** START OF The records **

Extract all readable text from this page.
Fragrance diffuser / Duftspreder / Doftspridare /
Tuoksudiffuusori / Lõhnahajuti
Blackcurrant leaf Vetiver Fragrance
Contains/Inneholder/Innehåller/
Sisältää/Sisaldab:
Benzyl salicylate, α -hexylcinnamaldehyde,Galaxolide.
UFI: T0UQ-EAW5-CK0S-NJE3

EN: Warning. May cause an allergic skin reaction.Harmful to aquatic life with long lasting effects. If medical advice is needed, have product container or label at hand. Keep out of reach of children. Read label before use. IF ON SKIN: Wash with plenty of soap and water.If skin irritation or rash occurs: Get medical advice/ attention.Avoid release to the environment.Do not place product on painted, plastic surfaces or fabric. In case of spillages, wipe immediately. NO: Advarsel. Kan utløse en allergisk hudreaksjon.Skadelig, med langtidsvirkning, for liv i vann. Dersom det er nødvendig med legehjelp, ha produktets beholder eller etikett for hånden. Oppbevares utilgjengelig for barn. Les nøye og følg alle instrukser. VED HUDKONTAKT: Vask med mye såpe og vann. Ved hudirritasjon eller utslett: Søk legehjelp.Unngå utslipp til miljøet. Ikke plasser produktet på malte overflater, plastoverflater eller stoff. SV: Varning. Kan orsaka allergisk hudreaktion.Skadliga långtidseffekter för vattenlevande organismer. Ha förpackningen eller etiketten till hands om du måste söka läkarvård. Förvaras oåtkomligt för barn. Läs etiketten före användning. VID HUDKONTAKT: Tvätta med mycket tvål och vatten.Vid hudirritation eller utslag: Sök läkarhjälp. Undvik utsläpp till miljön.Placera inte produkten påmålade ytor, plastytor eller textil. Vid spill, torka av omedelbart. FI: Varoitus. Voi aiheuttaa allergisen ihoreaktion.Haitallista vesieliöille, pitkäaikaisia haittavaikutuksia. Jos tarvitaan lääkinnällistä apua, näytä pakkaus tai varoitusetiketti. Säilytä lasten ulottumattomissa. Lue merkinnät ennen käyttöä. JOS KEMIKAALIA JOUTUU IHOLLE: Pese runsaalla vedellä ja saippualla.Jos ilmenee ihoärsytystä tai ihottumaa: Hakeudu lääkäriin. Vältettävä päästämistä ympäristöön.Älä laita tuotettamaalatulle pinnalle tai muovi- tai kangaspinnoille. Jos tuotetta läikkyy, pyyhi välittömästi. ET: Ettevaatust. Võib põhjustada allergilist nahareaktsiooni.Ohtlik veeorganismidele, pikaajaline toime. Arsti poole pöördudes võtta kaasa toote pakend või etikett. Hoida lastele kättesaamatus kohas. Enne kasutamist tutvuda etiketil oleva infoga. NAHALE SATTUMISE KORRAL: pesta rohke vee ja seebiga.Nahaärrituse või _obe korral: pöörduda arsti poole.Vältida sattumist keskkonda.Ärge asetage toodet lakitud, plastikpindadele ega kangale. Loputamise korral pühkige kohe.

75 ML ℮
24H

** END OF The records **

Exercise prompt:
Set out every line from the material that contains the string "Fragrance".

Exercise solution:
Fragrance diffuser / Duftspreder / Doftspridare /
Blackcurrant leaf Vetiver Fragrance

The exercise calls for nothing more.